### Given records
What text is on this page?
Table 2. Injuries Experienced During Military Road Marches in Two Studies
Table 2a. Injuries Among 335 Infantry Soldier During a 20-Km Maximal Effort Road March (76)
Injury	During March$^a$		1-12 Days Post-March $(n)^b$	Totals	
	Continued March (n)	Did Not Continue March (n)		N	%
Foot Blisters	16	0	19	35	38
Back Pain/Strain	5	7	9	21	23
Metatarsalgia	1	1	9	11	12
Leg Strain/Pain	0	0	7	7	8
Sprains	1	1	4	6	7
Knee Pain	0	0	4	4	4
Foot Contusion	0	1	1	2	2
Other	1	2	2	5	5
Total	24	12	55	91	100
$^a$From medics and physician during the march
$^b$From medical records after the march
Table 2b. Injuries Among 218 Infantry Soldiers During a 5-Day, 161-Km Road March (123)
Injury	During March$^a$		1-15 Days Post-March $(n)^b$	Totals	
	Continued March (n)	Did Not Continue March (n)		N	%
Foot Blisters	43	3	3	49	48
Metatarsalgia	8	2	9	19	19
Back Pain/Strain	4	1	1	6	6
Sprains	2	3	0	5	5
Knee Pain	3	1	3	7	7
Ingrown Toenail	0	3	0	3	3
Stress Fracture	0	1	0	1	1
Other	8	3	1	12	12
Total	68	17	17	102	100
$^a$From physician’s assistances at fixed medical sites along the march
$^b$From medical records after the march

### Exercise brief
Copy all data exactly, start to finish.

### Result of this task
What text is on this page?
Table 2. Injuries Experienced During Military Road Marches in Two Studies
Table 2a. Injuries Among 335 Infantry Soldier During a 20-Km Maximal Effort Road March (76)
Injury	During March$^a$		1-12 Days Post-March $(n)^b$	Totals	
	Continued March (n)	Did Not Continue March (n)		N	%
Foot Blisters	16	0	19	35	38
Back Pain/Strain	5	7	9	21	23
Metatarsalgia	1	1	9	11	12
Leg Strain/Pain	0	0	7	7	8
Sprains	1	1	4	6	7
Knee Pain	0	0	4	4	4
Foot Contusion	0	1	1	2	2
Other	1	2	2	5	5
Total	24	12	55	91	100
$^a$From medics and physician during the march
$^b$From medical records after the march
Table 2b. Injuries Among 218 Infantry Soldiers During a 5-Day, 161-Km Road March (123)
Injury	During March$^a$		1-15 Days Post-March $(n)^b$	Totals	
	Continued March (n)	Did Not Continue March (n)		N	%
Foot Blisters	43	3	3	49	48
Metatarsalgia	8	2	9	19	19
Back Pain/Strain	4	1	1	6	6
Sprains	2	3	0	5	5
Knee Pain	3	1	3	7	7
Ingrown Toenail	0	3	0	3	3
Stress Fracture	0	1	0	1	1
Other	8	3	1	12	12
Total	68	17	17	102	100
$^a$From physician’s assistances at fixed medical sites along the march
$^b$From medical records after the march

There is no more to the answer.